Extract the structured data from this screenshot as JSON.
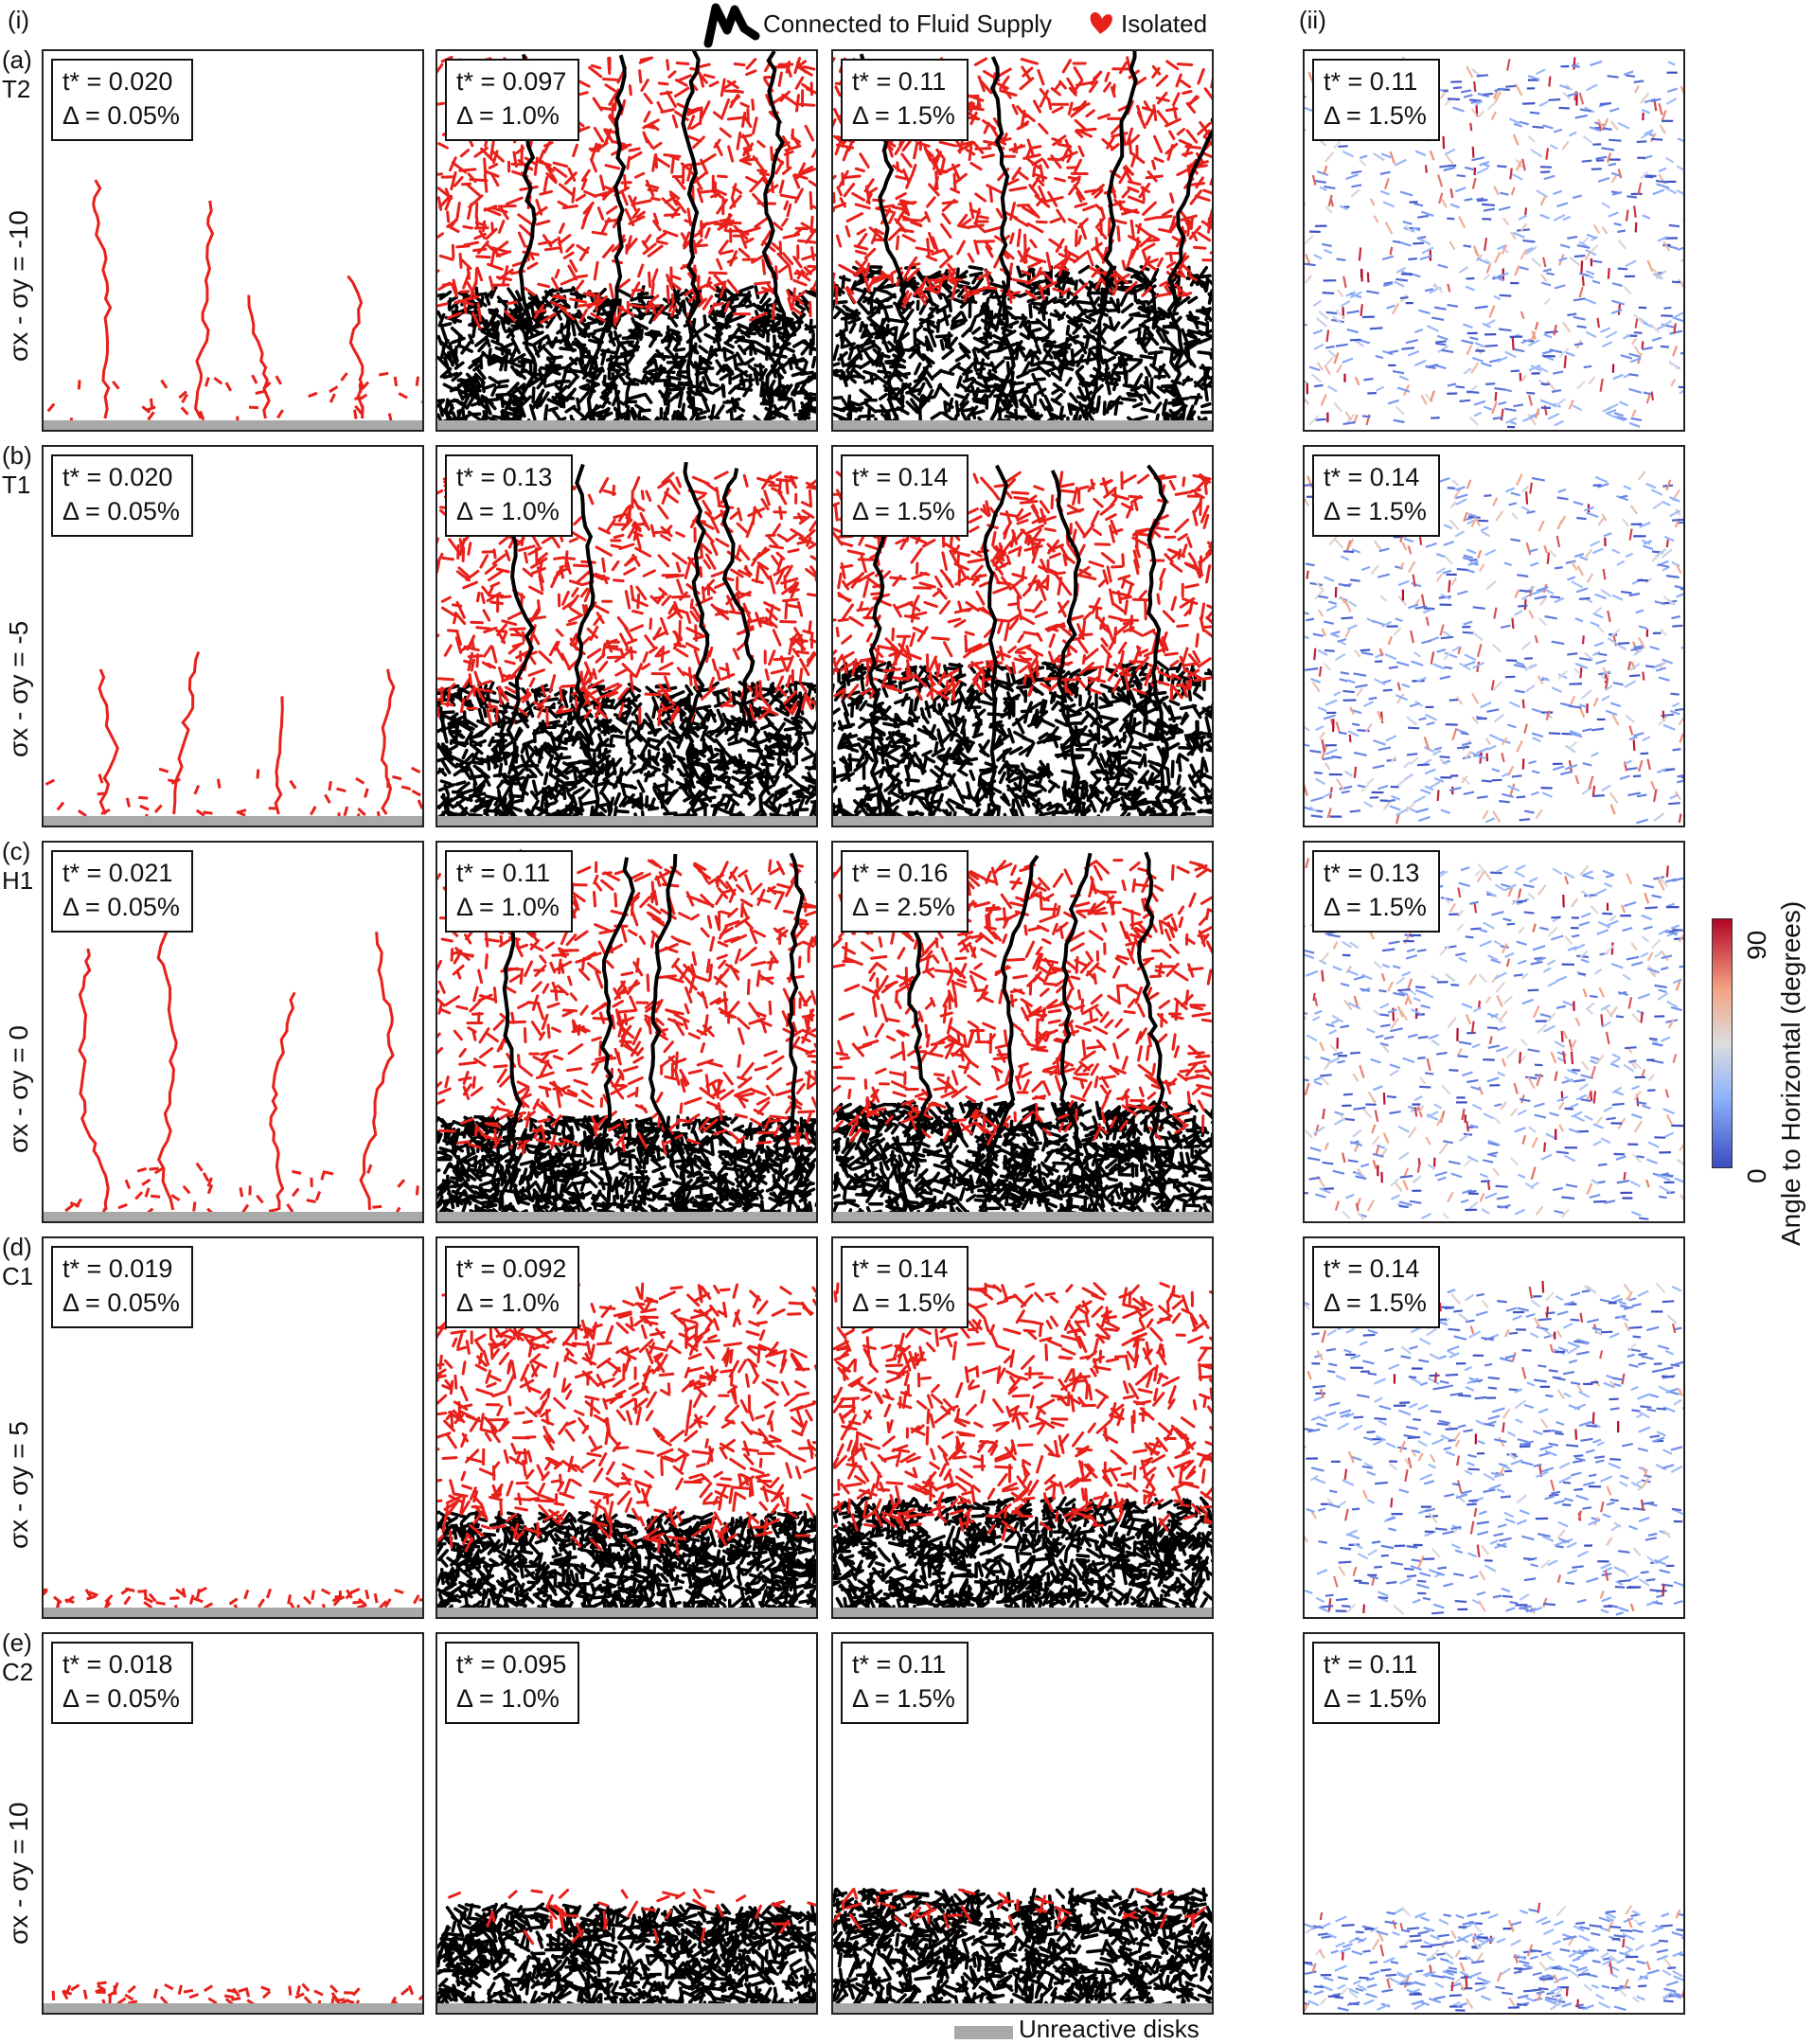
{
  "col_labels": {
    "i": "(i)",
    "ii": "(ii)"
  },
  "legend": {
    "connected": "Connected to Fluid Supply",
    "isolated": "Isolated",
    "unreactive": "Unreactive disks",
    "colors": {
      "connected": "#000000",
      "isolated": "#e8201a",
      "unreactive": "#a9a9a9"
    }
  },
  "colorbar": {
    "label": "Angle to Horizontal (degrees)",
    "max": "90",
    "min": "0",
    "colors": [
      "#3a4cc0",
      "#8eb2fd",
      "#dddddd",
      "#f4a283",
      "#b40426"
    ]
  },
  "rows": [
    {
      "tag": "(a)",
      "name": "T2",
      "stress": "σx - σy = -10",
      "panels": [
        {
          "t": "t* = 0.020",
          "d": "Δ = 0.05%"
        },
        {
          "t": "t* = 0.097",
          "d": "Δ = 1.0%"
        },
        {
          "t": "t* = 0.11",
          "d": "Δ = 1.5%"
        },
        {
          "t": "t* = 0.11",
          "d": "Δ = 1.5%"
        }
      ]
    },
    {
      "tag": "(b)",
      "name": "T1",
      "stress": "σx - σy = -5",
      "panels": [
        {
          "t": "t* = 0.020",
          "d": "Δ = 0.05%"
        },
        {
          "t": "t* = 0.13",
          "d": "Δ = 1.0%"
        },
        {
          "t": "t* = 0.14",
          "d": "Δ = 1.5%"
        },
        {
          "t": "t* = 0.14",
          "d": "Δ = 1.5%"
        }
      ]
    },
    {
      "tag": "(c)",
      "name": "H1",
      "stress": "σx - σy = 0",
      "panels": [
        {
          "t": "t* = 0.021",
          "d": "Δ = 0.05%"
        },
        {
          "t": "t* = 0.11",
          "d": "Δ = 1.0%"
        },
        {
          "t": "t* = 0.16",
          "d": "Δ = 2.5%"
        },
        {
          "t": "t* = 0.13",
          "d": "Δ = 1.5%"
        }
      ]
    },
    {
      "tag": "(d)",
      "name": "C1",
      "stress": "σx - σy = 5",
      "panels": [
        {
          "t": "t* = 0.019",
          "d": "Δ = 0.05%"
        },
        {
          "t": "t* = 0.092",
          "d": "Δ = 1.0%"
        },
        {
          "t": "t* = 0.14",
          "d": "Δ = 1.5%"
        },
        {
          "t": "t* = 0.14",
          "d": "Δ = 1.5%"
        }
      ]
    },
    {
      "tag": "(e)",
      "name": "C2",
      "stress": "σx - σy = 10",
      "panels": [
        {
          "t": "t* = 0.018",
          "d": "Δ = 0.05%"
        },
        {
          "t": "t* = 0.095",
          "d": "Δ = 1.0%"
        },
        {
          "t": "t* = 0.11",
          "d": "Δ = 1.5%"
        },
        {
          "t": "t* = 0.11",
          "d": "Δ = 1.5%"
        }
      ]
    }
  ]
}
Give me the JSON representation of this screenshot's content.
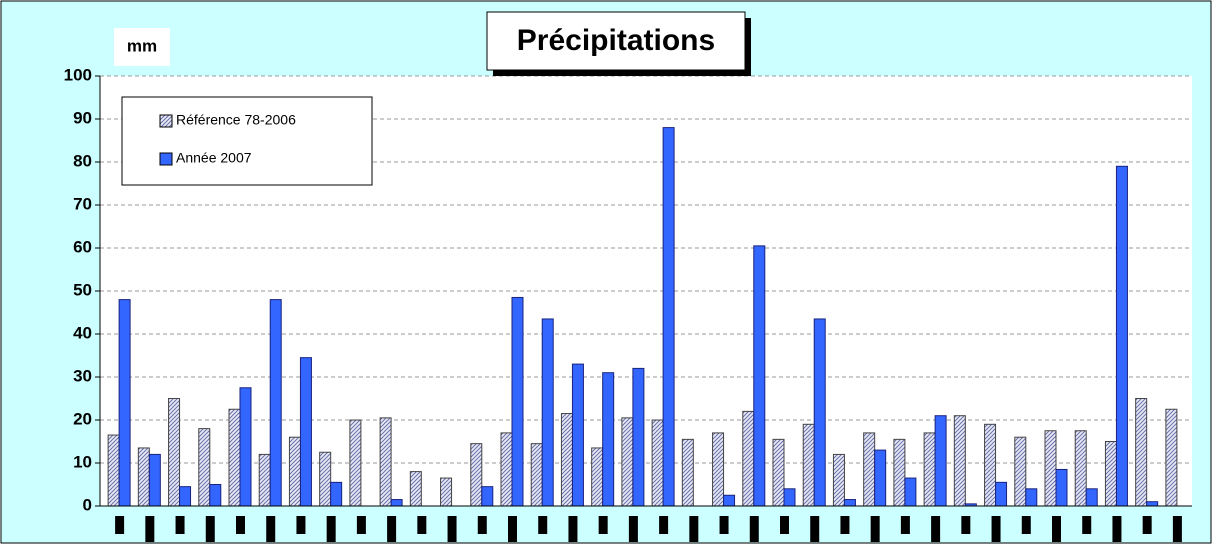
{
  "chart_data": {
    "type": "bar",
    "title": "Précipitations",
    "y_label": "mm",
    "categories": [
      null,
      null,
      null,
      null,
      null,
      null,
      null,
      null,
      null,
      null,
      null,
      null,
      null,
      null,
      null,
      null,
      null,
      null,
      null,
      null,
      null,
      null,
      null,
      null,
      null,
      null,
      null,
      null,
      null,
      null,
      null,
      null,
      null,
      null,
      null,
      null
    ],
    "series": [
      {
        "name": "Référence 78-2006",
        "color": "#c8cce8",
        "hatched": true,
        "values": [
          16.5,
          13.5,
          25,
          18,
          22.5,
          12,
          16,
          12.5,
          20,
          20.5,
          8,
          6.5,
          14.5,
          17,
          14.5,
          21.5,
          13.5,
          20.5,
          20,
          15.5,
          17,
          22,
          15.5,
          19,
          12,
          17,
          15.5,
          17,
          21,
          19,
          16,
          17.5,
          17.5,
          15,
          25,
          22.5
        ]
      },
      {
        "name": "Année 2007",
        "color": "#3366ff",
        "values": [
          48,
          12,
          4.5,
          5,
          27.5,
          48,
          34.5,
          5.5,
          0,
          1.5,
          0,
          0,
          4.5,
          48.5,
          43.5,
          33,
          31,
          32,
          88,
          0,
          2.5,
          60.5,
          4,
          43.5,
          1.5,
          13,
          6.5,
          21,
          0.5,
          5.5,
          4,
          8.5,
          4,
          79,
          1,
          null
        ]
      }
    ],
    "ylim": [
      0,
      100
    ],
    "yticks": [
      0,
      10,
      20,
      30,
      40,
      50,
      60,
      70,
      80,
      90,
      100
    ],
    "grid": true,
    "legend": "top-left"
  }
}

##############################

• [Set problem] Reproduce the records verbatim, omitting all images they contain.

• [Complete answer]
Extract the structured data from this screenshot as JSON.
{
  "col_labels": {
    "i": "(i)",
    "ii": "(ii)"
  },
  "legend": {
    "connected": "Connected to Fluid Supply",
    "isolated": "Isolated",
    "unreactive": "Unreactive disks",
    "colors": {
      "connected": "#000000",
      "isolated": "#e8201a",
      "unreactive": "#a9a9a9"
    }
  },
  "colorbar": {
    "label": "Angle to Horizontal (degrees)",
    "max": "90",
    "min": "0",
    "colors": [
      "#3a4cc0",
      "#8eb2fd",
      "#dddddd",
      "#f4a283",
      "#b40426"
    ]
  },
  "rows": [
    {
      "tag": "(a)",
      "name": "T2",
      "stress": "σx - σy = -10",
      "panels": [
        {
          "t": "t* = 0.020",
          "d": "Δ = 0.05%"
        },
        {
          "t": "t* = 0.097",
          "d": "Δ = 1.0%"
        },
        {
          "t": "t* = 0.11",
          "d": "Δ = 1.5%"
        },
        {
          "t": "t* = 0.11",
          "d": "Δ = 1.5%"
        }
      ]
    },
    {
      "tag": "(b)",
      "name": "T1",
      "stress": "σx - σy = -5",
      "panels": [
        {
          "t": "t* = 0.020",
          "d": "Δ = 0.05%"
        },
        {
          "t": "t* = 0.13",
          "d": "Δ = 1.0%"
        },
        {
          "t": "t* = 0.14",
          "d": "Δ = 1.5%"
        },
        {
          "t": "t* = 0.14",
          "d": "Δ = 1.5%"
        }
      ]
    },
    {
      "tag": "(c)",
      "name": "H1",
      "stress": "σx - σy = 0",
      "panels": [
        {
          "t": "t* = 0.021",
          "d": "Δ = 0.05%"
        },
        {
          "t": "t* = 0.11",
          "d": "Δ = 1.0%"
        },
        {
          "t": "t* = 0.16",
          "d": "Δ = 2.5%"
        },
        {
          "t": "t* = 0.13",
          "d": "Δ = 1.5%"
        }
      ]
    },
    {
      "tag": "(d)",
      "name": "C1",
      "stress": "σx - σy = 5",
      "panels": [
        {
          "t": "t* = 0.019",
          "d": "Δ = 0.05%"
        },
        {
          "t": "t* = 0.092",
          "d": "Δ = 1.0%"
        },
        {
          "t": "t* = 0.14",
          "d": "Δ = 1.5%"
        },
        {
          "t": "t* = 0.14",
          "d": "Δ = 1.5%"
        }
      ]
    },
    {
      "tag": "(e)",
      "name": "C2",
      "stress": "σx - σy = 10",
      "panels": [
        {
          "t": "t* = 0.018",
          "d": "Δ = 0.05%"
        },
        {
          "t": "t* = 0.095",
          "d": "Δ = 1.0%"
        },
        {
          "t": "t* = 0.11",
          "d": "Δ = 1.5%"
        },
        {
          "t": "t* = 0.11",
          "d": "Δ = 1.5%"
        }
      ]
    }
  ]
}
Give me the JSON representation of this screenshot's content.
{
  "chart_data": {
    "type": "bar",
    "title": "Précipitations",
    "y_label": "mm",
    "categories": [
      null,
      null,
      null,
      null,
      null,
      null,
      null,
      null,
      null,
      null,
      null,
      null,
      null,
      null,
      null,
      null,
      null,
      null,
      null,
      null,
      null,
      null,
      null,
      null,
      null,
      null,
      null,
      null,
      null,
      null,
      null,
      null,
      null,
      null,
      null,
      null
    ],
    "series": [
      {
        "name": "Référence 78-2006",
        "color": "#c8cce8",
        "hatched": true,
        "values": [
          16.5,
          13.5,
          25,
          18,
          22.5,
          12,
          16,
          12.5,
          20,
          20.5,
          8,
          6.5,
          14.5,
          17,
          14.5,
          21.5,
          13.5,
          20.5,
          20,
          15.5,
          17,
          22,
          15.5,
          19,
          12,
          17,
          15.5,
          17,
          21,
          19,
          16,
          17.5,
          17.5,
          15,
          25,
          22.5
        ]
      },
      {
        "name": "Année 2007",
        "color": "#3366ff",
        "values": [
          48,
          12,
          4.5,
          5,
          27.5,
          48,
          34.5,
          5.5,
          0,
          1.5,
          0,
          0,
          4.5,
          48.5,
          43.5,
          33,
          31,
          32,
          88,
          0,
          2.5,
          60.5,
          4,
          43.5,
          1.5,
          13,
          6.5,
          21,
          0.5,
          5.5,
          4,
          8.5,
          4,
          79,
          1,
          null
        ]
      }
    ],
    "ylim": [
      0,
      100
    ],
    "yticks": [
      0,
      10,
      20,
      30,
      40,
      50,
      60,
      70,
      80,
      90,
      100
    ],
    "grid": true,
    "legend": "top-left"
  }
}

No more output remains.